:: BRIEF ::
An exact copy of every record is needed.

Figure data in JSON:
......
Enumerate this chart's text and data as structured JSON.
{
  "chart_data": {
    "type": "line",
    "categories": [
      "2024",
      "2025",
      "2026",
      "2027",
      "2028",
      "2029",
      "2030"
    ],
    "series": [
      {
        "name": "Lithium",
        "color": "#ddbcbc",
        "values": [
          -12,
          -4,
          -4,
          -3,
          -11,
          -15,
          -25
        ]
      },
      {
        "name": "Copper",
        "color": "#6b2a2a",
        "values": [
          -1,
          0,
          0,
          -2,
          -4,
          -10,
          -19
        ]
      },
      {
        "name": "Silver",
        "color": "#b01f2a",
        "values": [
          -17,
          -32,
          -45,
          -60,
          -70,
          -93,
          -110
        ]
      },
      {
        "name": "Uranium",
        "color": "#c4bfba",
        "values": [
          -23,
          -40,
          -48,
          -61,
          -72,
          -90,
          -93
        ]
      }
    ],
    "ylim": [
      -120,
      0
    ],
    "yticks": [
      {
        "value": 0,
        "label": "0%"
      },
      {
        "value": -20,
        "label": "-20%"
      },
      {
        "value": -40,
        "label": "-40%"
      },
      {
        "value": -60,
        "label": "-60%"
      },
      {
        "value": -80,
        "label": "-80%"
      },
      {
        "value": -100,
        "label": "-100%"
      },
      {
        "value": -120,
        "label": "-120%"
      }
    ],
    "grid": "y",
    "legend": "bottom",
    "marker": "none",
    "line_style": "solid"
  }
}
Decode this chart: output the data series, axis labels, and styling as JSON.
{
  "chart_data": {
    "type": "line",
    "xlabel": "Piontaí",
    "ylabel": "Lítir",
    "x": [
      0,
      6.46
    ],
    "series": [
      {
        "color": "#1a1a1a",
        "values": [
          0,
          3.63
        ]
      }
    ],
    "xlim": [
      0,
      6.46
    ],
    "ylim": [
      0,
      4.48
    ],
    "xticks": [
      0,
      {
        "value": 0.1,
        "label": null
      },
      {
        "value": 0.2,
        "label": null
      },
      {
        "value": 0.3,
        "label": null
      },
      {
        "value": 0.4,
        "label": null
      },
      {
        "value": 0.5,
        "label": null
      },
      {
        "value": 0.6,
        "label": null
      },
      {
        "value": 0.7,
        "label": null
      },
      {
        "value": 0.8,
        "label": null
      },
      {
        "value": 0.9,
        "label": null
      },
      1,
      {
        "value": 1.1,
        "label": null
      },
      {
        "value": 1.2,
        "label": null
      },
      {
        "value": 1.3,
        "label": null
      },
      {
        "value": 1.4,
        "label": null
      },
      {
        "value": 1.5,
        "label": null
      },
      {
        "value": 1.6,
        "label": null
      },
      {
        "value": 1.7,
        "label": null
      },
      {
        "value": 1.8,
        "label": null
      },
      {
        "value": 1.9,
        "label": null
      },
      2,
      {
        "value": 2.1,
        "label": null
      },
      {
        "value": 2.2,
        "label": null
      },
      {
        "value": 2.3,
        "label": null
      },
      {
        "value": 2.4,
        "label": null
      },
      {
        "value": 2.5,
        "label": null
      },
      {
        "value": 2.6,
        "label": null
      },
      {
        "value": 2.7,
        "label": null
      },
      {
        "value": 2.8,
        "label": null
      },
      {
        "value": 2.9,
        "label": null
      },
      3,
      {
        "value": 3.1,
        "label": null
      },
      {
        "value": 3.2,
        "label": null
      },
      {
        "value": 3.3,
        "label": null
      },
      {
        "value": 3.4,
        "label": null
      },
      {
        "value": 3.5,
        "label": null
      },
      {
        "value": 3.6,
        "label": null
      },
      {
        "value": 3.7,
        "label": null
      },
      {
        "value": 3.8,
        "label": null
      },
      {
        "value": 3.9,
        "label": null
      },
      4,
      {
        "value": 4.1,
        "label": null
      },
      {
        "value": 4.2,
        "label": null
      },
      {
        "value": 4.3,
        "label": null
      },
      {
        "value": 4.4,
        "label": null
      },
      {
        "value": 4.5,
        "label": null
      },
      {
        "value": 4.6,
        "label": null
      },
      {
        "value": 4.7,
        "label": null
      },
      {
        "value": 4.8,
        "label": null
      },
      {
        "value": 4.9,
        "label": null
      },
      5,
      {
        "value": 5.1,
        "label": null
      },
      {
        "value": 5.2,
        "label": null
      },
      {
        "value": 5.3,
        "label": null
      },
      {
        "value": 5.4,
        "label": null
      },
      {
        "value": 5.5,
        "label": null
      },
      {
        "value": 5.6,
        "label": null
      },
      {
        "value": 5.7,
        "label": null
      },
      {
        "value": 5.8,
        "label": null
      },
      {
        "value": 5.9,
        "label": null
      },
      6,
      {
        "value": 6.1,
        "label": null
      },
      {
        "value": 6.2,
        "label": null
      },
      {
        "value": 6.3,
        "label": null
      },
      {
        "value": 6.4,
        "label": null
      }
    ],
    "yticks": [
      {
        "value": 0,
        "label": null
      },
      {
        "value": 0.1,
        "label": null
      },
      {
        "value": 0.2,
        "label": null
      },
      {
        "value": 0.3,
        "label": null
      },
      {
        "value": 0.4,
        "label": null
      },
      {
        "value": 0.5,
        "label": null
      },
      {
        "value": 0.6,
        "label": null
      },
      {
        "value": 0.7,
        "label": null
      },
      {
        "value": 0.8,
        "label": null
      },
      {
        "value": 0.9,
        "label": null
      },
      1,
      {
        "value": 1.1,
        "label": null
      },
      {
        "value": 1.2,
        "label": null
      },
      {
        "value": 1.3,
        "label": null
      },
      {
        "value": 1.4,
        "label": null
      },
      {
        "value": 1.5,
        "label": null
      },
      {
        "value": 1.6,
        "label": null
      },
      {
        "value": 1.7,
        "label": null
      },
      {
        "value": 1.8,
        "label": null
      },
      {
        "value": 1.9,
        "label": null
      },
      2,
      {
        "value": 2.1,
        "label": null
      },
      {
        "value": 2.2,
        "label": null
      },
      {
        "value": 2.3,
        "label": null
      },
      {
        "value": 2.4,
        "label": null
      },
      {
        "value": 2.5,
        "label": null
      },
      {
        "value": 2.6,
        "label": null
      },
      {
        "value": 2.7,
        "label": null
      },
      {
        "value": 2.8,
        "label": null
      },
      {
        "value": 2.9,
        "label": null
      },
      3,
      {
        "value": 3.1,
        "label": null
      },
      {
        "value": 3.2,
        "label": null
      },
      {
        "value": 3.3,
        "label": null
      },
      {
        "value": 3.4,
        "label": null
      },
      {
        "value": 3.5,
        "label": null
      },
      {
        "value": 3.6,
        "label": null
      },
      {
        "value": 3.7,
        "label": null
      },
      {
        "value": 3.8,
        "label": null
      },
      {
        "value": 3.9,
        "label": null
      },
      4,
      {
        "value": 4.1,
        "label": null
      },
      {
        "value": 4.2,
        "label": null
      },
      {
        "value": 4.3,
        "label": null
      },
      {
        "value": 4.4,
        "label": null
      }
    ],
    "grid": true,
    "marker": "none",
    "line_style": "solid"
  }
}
......
:: RESPONSE TO THE EXERCISE ::
Enumerate this chart's text and data as structured JSON.
{
  "chart_data": {
    "type": "line",
    "categories": [
      "2024",
      "2025",
      "2026",
      "2027",
      "2028",
      "2029",
      "2030"
    ],
    "series": [
      {
        "name": "Lithium",
        "color": "#ddbcbc",
        "values": [
          -12,
          -4,
          -4,
          -3,
          -11,
          -15,
          -25
        ]
      },
      {
        "name": "Copper",
        "color": "#6b2a2a",
        "values": [
          -1,
          0,
          0,
          -2,
          -4,
          -10,
          -19
        ]
      },
      {
        "name": "Silver",
        "color": "#b01f2a",
        "values": [
          -17,
          -32,
          -45,
          -60,
          -70,
          -93,
          -110
        ]
      },
      {
        "name": "Uranium",
        "color": "#c4bfba",
        "values": [
          -23,
          -40,
          -48,
          -61,
          -72,
          -90,
          -93
        ]
      }
    ],
    "ylim": [
      -120,
      0
    ],
    "yticks": [
      {
        "value": 0,
        "label": "0%"
      },
      {
        "value": -20,
        "label": "-20%"
      },
      {
        "value": -40,
        "label": "-40%"
      },
      {
        "value": -60,
        "label": "-60%"
      },
      {
        "value": -80,
        "label": "-80%"
      },
      {
        "value": -100,
        "label": "-100%"
      },
      {
        "value": -120,
        "label": "-120%"
      }
    ],
    "grid": "y",
    "legend": "bottom",
    "marker": "none",
    "line_style": "solid"
  }
}
Decode this chart: output the data series, axis labels, and styling as JSON.
{
  "chart_data": {
    "type": "line",
    "xlabel": "Piontaí",
    "ylabel": "Lítir",
    "x": [
      0,
      6.46
    ],
    "series": [
      {
        "color": "#1a1a1a",
        "values": [
          0,
          3.63
        ]
      }
    ],
    "xlim": [
      0,
      6.46
    ],
    "ylim": [
      0,
      4.48
    ],
    "xticks": [
      0,
      {
        "value": 0.1,
        "label": null
      },
      {
        "value": 0.2,
        "label": null
      },
      {
        "value": 0.3,
        "label": null
      },
      {
        "value": 0.4,
        "label": null
      },
      {
        "value": 0.5,
        "label": null
      },
      {
        "value": 0.6,
        "label": null
      },
      {
        "value": 0.7,
        "label": null
      },
      {
        "value": 0.8,
        "label": null
      },
      {
        "value": 0.9,
        "label": null
      },
      1,
      {
        "value": 1.1,
        "label": null
      },
      {
        "value": 1.2,
        "label": null
      },
      {
        "value": 1.3,
        "label": null
      },
      {
        "value": 1.4,
        "label": null
      },
      {
        "value": 1.5,
        "label": null
      },
      {
        "value": 1.6,
        "label": null
      },
      {
        "value": 1.7,
        "label": null
      },
      {
        "value": 1.8,
        "label": null
      },
      {
        "value": 1.9,
        "label": null
      },
      2,
      {
        "value": 2.1,
        "label": null
      },
      {
        "value": 2.2,
        "label": null
      },
      {
        "value": 2.3,
        "label": null
      },
      {
        "value": 2.4,
        "label": null
      },
      {
        "value": 2.5,
        "label": null
      },
      {
        "value": 2.6,
        "label": null
      },
      {
        "value": 2.7,
        "label": null
      },
      {
        "value": 2.8,
        "label": null
      },
      {
        "value": 2.9,
        "label": null
      },
      3,
      {
        "value": 3.1,
        "label": null
      },
      {
        "value": 3.2,
        "label": null
      },
      {
        "value": 3.3,
        "label": null
      },
      {
        "value": 3.4,
        "label": null
      },
      {
        "value": 3.5,
        "label": null
      },
      {
        "value": 3.6,
        "label": null
      },
      {
        "value": 3.7,
        "label": null
      },
      {
        "value": 3.8,
        "label": null
      },
      {
        "value": 3.9,
        "label": null
      },
      4,
      {
        "value": 4.1,
        "label": null
      },
      {
        "value": 4.2,
        "label": null
      },
      {
        "value": 4.3,
        "label": null
      },
      {
        "value": 4.4,
        "label": null
      },
      {
        "value": 4.5,
        "label": null
      },
      {
        "value": 4.6,
        "label": null
      },
      {
        "value": 4.7,
        "label": null
      },
      {
        "value": 4.8,
        "label": null
      },
      {
        "value": 4.9,
        "label": null
      },
      5,
      {
        "value": 5.1,
        "label": null
      },
      {
        "value": 5.2,
        "label": null
      },
      {
        "value": 5.3,
        "label": null
      },
      {
        "value": 5.4,
        "label": null
      },
      {
        "value": 5.5,
        "label": null
      },
      {
        "value": 5.6,
        "label": null
      },
      {
        "value": 5.7,
        "label": null
      },
      {
        "value": 5.8,
        "label": null
      },
      {
        "value": 5.9,
        "label": null
      },
      6,
      {
        "value": 6.1,
        "label": null
      },
      {
        "value": 6.2,
        "label": null
      },
      {
        "value": 6.3,
        "label": null
      },
      {
        "value": 6.4,
        "label": null
      }
    ],
    "yticks": [
      {
        "value": 0,
        "label": null
      },
      {
        "value": 0.1,
        "label": null
      },
      {
        "value": 0.2,
        "label": null
      },
      {
        "value": 0.3,
        "label": null
      },
      {
        "value": 0.4,
        "label": null
      },
      {
        "value": 0.5,
        "label": null
      },
      {
        "value": 0.6,
        "label": null
      },
      {
        "value": 0.7,
        "label": null
      },
      {
        "value": 0.8,
        "label": null
      },
      {
        "value": 0.9,
        "label": null
      },
      1,
      {
        "value": 1.1,
        "label": null
      },
      {
        "value": 1.2,
        "label": null
      },
      {
        "value": 1.3,
        "label": null
      },
      {
        "value": 1.4,
        "label": null
      },
      {
        "value": 1.5,
        "label": null
      },
      {
        "value": 1.6,
        "label": null
      },
      {
        "value": 1.7,
        "label": null
      },
      {
        "value": 1.8,
        "label": null
      },
      {
        "value": 1.9,
        "label": null
      },
      2,
      {
        "value": 2.1,
        "label": null
      },
      {
        "value": 2.2,
        "label": null
      },
      {
        "value": 2.3,
        "label": null
      },
      {
        "value": 2.4,
        "label": null
      },
      {
        "value": 2.5,
        "label": null
      },
      {
        "value": 2.6,
        "label": null
      },
      {
        "value": 2.7,
        "label": null
      },
      {
        "value": 2.8,
        "label": null
      },
      {
        "value": 2.9,
        "label": null
      },
      3,
      {
        "value": 3.1,
        "label": null
      },
      {
        "value": 3.2,
        "label": null
      },
      {
        "value": 3.3,
        "label": null
      },
      {
        "value": 3.4,
        "label": null
      },
      {
        "value": 3.5,
        "label": null
      },
      {
        "value": 3.6,
        "label": null
      },
      {
        "value": 3.7,
        "label": null
      },
      {
        "value": 3.8,
        "label": null
      },
      {
        "value": 3.9,
        "label": null
      },
      4,
      {
        "value": 4.1,
        "label": null
      },
      {
        "value": 4.2,
        "label": null
      },
      {
        "value": 4.3,
        "label": null
      },
      {
        "value": 4.4,
        "label": null
      }
    ],
    "grid": true,
    "marker": "none",
    "line_style": "solid"
  }
}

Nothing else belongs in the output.